• What is asked:
Pull out each line of the data that includes the word "content".

• Material provided:
----
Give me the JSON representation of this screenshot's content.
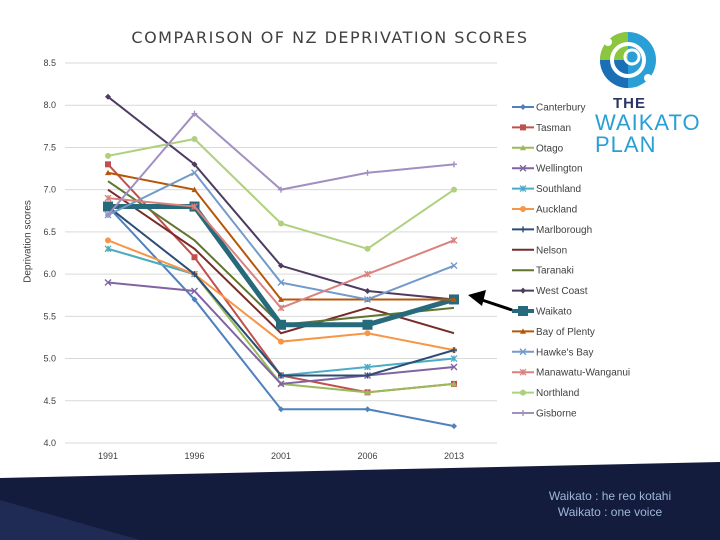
{
  "title": "COMPARISON OF NZ DEPRIVATION SCORES",
  "footer": {
    "line1": "Waikato : he reo kotahi",
    "line2": "Waikato : one voice"
  },
  "logo": {
    "the": "THE",
    "line1": "WAIKATO",
    "line2": "PLAN"
  },
  "chart_data": {
    "type": "line",
    "title": "COMPARISON OF NZ DEPRIVATION SCORES",
    "xlabel": "",
    "ylabel": "Deprivation scores",
    "categories": [
      "1991",
      "1996",
      "2001",
      "2006",
      "2013"
    ],
    "ylim": [
      4.0,
      8.5
    ],
    "yticks": [
      "4.0",
      "4.5",
      "5.0",
      "5.5",
      "6.0",
      "6.5",
      "7.0",
      "7.5",
      "8.0",
      "8.5"
    ],
    "grid": true,
    "legend_position": "right",
    "series": [
      {
        "name": "Canterbury",
        "color": "#4f81bd",
        "marker": "diamond",
        "values": [
          6.8,
          5.7,
          4.4,
          4.4,
          4.2
        ]
      },
      {
        "name": "Tasman",
        "color": "#c0504d",
        "marker": "square",
        "values": [
          7.3,
          6.2,
          4.8,
          4.6,
          4.7
        ]
      },
      {
        "name": "Otago",
        "color": "#9bbb59",
        "marker": "triangle",
        "values": [
          6.3,
          6.0,
          4.7,
          4.6,
          4.7
        ]
      },
      {
        "name": "Wellington",
        "color": "#8064a2",
        "marker": "x",
        "values": [
          5.9,
          5.8,
          4.7,
          4.8,
          4.9
        ]
      },
      {
        "name": "Southland",
        "color": "#4bacc6",
        "marker": "star",
        "values": [
          6.3,
          6.0,
          4.8,
          4.9,
          5.0
        ]
      },
      {
        "name": "Auckland",
        "color": "#f79646",
        "marker": "circle",
        "values": [
          6.4,
          6.0,
          5.2,
          5.3,
          5.1
        ]
      },
      {
        "name": "Marlborough",
        "color": "#2c4d75",
        "marker": "plus",
        "values": [
          6.8,
          6.0,
          4.8,
          4.8,
          5.1
        ]
      },
      {
        "name": "Nelson",
        "color": "#772c2a",
        "marker": "none",
        "values": [
          7.0,
          6.3,
          5.3,
          5.6,
          5.3
        ]
      },
      {
        "name": "Taranaki",
        "color": "#5f7530",
        "marker": "none",
        "values": [
          7.1,
          6.4,
          5.4,
          5.5,
          5.6
        ]
      },
      {
        "name": "West Coast",
        "color": "#4d3b62",
        "marker": "diamond",
        "values": [
          8.1,
          7.3,
          6.1,
          5.8,
          5.7
        ]
      },
      {
        "name": "Waikato",
        "color": "#276a7c",
        "marker": "square",
        "values": [
          6.8,
          6.8,
          5.4,
          5.4,
          5.7
        ]
      },
      {
        "name": "Bay of Plenty",
        "color": "#b65708",
        "marker": "triangle",
        "values": [
          7.2,
          7.0,
          5.7,
          5.7,
          5.7
        ]
      },
      {
        "name": "Hawke's Bay",
        "color": "#729aca",
        "marker": "x",
        "values": [
          6.7,
          7.2,
          5.9,
          5.7,
          6.1
        ]
      },
      {
        "name": "Manawatu-Wanganui",
        "color": "#d9827f",
        "marker": "star",
        "values": [
          6.9,
          6.8,
          5.6,
          6.0,
          6.4
        ]
      },
      {
        "name": "Northland",
        "color": "#afd07f",
        "marker": "circle",
        "values": [
          7.4,
          7.6,
          6.6,
          6.3,
          7.0
        ]
      },
      {
        "name": "Gisborne",
        "color": "#a28fc0",
        "marker": "plus",
        "values": [
          6.7,
          7.9,
          7.0,
          7.2,
          7.3
        ]
      }
    ]
  }
}
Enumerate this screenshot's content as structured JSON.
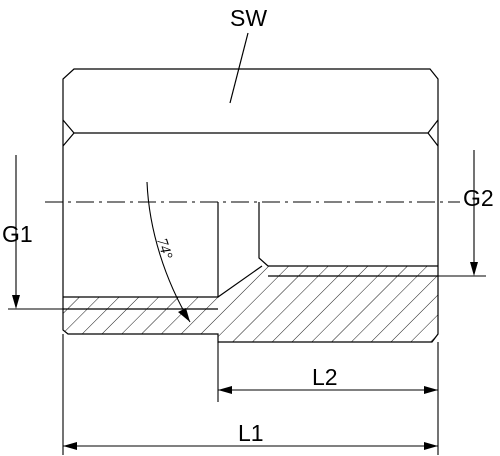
{
  "labels": {
    "sw": "SW",
    "g1": "G1",
    "g2": "G2",
    "l1": "L1",
    "l2": "L2",
    "angle": "74°"
  },
  "colors": {
    "line": "#000000",
    "background": "#ffffff"
  }
}
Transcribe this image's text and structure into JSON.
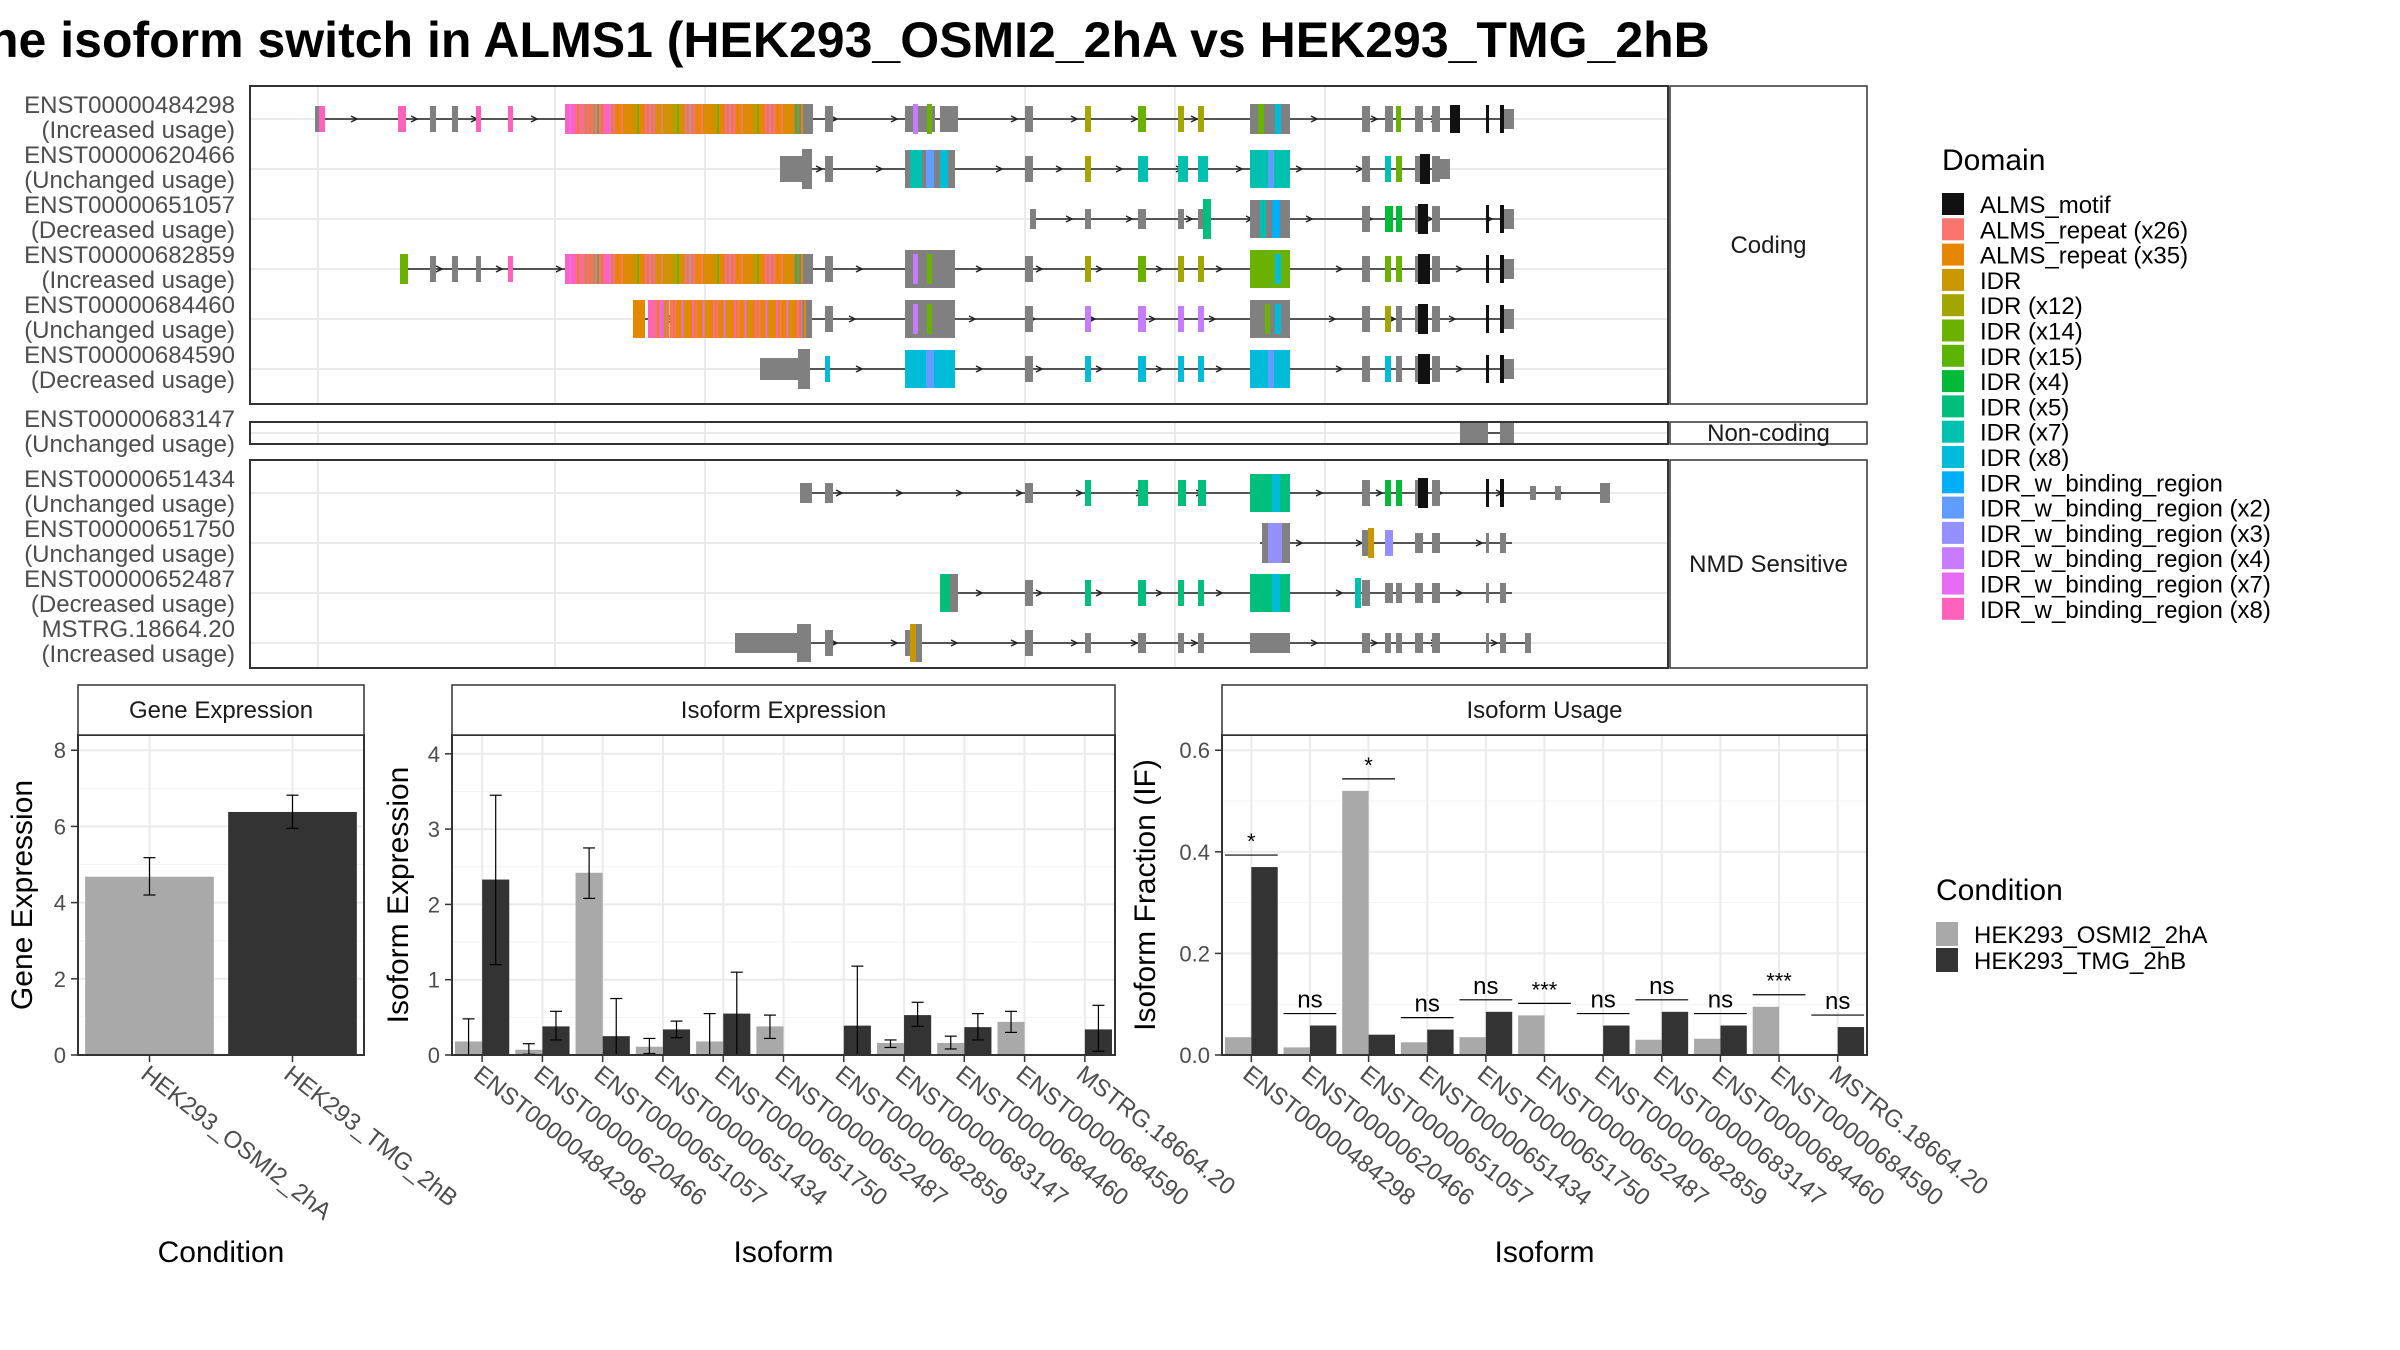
{
  "title": "he isoform switch in ALMS1 (HEK293_OSMI2_2hA vs HEK293_TMG_2hB",
  "structure": {
    "groups": [
      {
        "label": "Coding",
        "isoforms": [
          {
            "id": "ENST00000484298",
            "usage": "(Increased usage)"
          },
          {
            "id": "ENST00000620466",
            "usage": "(Unchanged usage)"
          },
          {
            "id": "ENST00000651057",
            "usage": "(Decreased usage)"
          },
          {
            "id": "ENST00000682859",
            "usage": "(Increased usage)"
          },
          {
            "id": "ENST00000684460",
            "usage": "(Unchanged usage)"
          },
          {
            "id": "ENST00000684590",
            "usage": "(Decreased usage)"
          }
        ]
      },
      {
        "label": "Non-coding",
        "isoforms": [
          {
            "id": "ENST00000683147",
            "usage": "(Unchanged usage)"
          }
        ]
      },
      {
        "label": "NMD Sensitive",
        "isoforms": [
          {
            "id": "ENST00000651434",
            "usage": "(Unchanged usage)"
          },
          {
            "id": "ENST00000651750",
            "usage": "(Unchanged usage)"
          },
          {
            "id": "ENST00000652487",
            "usage": "(Decreased usage)"
          },
          {
            "id": "MSTRG.18664.20",
            "usage": "(Increased usage)"
          }
        ]
      }
    ]
  },
  "domain_legend": {
    "title": "Domain",
    "items": [
      {
        "label": "ALMS_motif",
        "color": "#111111"
      },
      {
        "label": "ALMS_repeat (x26)",
        "color": "#f8766d"
      },
      {
        "label": "ALMS_repeat (x35)",
        "color": "#e58700"
      },
      {
        "label": "IDR",
        "color": "#c99800"
      },
      {
        "label": "IDR (x12)",
        "color": "#a3a500"
      },
      {
        "label": "IDR (x14)",
        "color": "#6bb100"
      },
      {
        "label": "IDR (x15)",
        "color": "#5cb300"
      },
      {
        "label": "IDR (x4)",
        "color": "#00ba38"
      },
      {
        "label": "IDR (x5)",
        "color": "#00bf7d"
      },
      {
        "label": "IDR (x7)",
        "color": "#00c0af"
      },
      {
        "label": "IDR (x8)",
        "color": "#00bcd8"
      },
      {
        "label": "IDR_w_binding_region",
        "color": "#00b0f6"
      },
      {
        "label": "IDR_w_binding_region (x2)",
        "color": "#619cff"
      },
      {
        "label": "IDR_w_binding_region (x3)",
        "color": "#9590ff"
      },
      {
        "label": "IDR_w_binding_region (x4)",
        "color": "#c77cff"
      },
      {
        "label": "IDR_w_binding_region (x7)",
        "color": "#e76bf3"
      },
      {
        "label": "IDR_w_binding_region (x8)",
        "color": "#ff62bc"
      }
    ]
  },
  "condition_legend": {
    "title": "Condition",
    "items": [
      {
        "label": "HEK293_OSMI2_2hA",
        "color": "#a9a9a9"
      },
      {
        "label": "HEK293_TMG_2hB",
        "color": "#333333"
      }
    ]
  },
  "chart_data": [
    {
      "type": "bar",
      "title": "Gene Expression",
      "xlabel": "Condition",
      "ylabel": "Gene Expression",
      "ylim": [
        0,
        8.4
      ],
      "yticks": [
        0,
        2,
        4,
        6,
        8
      ],
      "categories": [
        "HEK293_OSMI2_2hA",
        "HEK293_TMG_2hB"
      ],
      "values": [
        4.68,
        6.38
      ],
      "errors": [
        [
          4.2,
          5.18
        ],
        [
          5.95,
          6.82
        ]
      ],
      "colors": [
        "#a9a9a9",
        "#333333"
      ],
      "grid": true
    },
    {
      "type": "bar",
      "title": "Isoform Expression",
      "xlabel": "Isoform",
      "ylabel": "Isoform Expression",
      "ylim": [
        0,
        4.25
      ],
      "yticks": [
        0,
        1,
        2,
        3,
        4
      ],
      "categories": [
        "ENST00000484298",
        "ENST00000620466",
        "ENST00000651057",
        "ENST00000651434",
        "ENST00000651750",
        "ENST00000652487",
        "ENST00000682859",
        "ENST00000683147",
        "ENST00000684460",
        "ENST00000684590",
        "MSTRG.18664.20"
      ],
      "series": [
        {
          "name": "HEK293_OSMI2_2hA",
          "values": [
            0.18,
            0.07,
            2.42,
            0.11,
            0.18,
            0.38,
            0.0,
            0.16,
            0.16,
            0.44,
            0.0
          ],
          "errors": [
            [
              0.0,
              0.48
            ],
            [
              0.01,
              0.15
            ],
            [
              2.08,
              2.75
            ],
            [
              0.02,
              0.22
            ],
            [
              0.0,
              0.55
            ],
            [
              0.22,
              0.53
            ],
            [
              0.0,
              0.0
            ],
            [
              0.1,
              0.2
            ],
            [
              0.08,
              0.25
            ],
            [
              0.3,
              0.58
            ],
            [
              0.0,
              0.0
            ]
          ]
        },
        {
          "name": "HEK293_TMG_2hB",
          "values": [
            2.33,
            0.38,
            0.25,
            0.34,
            0.55,
            0.0,
            0.39,
            0.53,
            0.37,
            0.0,
            0.34
          ],
          "errors": [
            [
              1.2,
              3.45
            ],
            [
              0.2,
              0.58
            ],
            [
              0.0,
              0.75
            ],
            [
              0.23,
              0.45
            ],
            [
              0.0,
              1.1
            ],
            [
              0.0,
              0.0
            ],
            [
              0.0,
              1.18
            ],
            [
              0.38,
              0.7
            ],
            [
              0.2,
              0.55
            ],
            [
              0.0,
              0.0
            ],
            [
              0.05,
              0.66
            ]
          ]
        }
      ],
      "grid": true
    },
    {
      "type": "bar",
      "title": "Isoform Usage",
      "xlabel": "Isoform",
      "ylabel": "Isoform Fraction (IF)",
      "ylim": [
        0,
        0.63
      ],
      "yticks": [
        0.0,
        0.2,
        0.4,
        0.6
      ],
      "categories": [
        "ENST00000484298",
        "ENST00000620466",
        "ENST00000651057",
        "ENST00000651434",
        "ENST00000651750",
        "ENST00000652487",
        "ENST00000682859",
        "ENST00000683147",
        "ENST00000684460",
        "ENST00000684590",
        "MSTRG.18664.20"
      ],
      "series": [
        {
          "name": "HEK293_OSMI2_2hA",
          "values": [
            0.035,
            0.015,
            0.52,
            0.025,
            0.035,
            0.078,
            0.0,
            0.03,
            0.032,
            0.095,
            0.002
          ]
        },
        {
          "name": "HEK293_TMG_2hB",
          "values": [
            0.37,
            0.058,
            0.04,
            0.05,
            0.085,
            0.0,
            0.058,
            0.085,
            0.058,
            0.0,
            0.055
          ]
        }
      ],
      "significance": [
        "*",
        "ns",
        "*",
        "ns",
        "ns",
        "***",
        "ns",
        "ns",
        "ns",
        "***",
        "ns"
      ],
      "grid": true
    }
  ]
}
----
• Task result:
Give me the JSON representation of this screenshot's content.
Enumerate this screenshot's content as structured JSON.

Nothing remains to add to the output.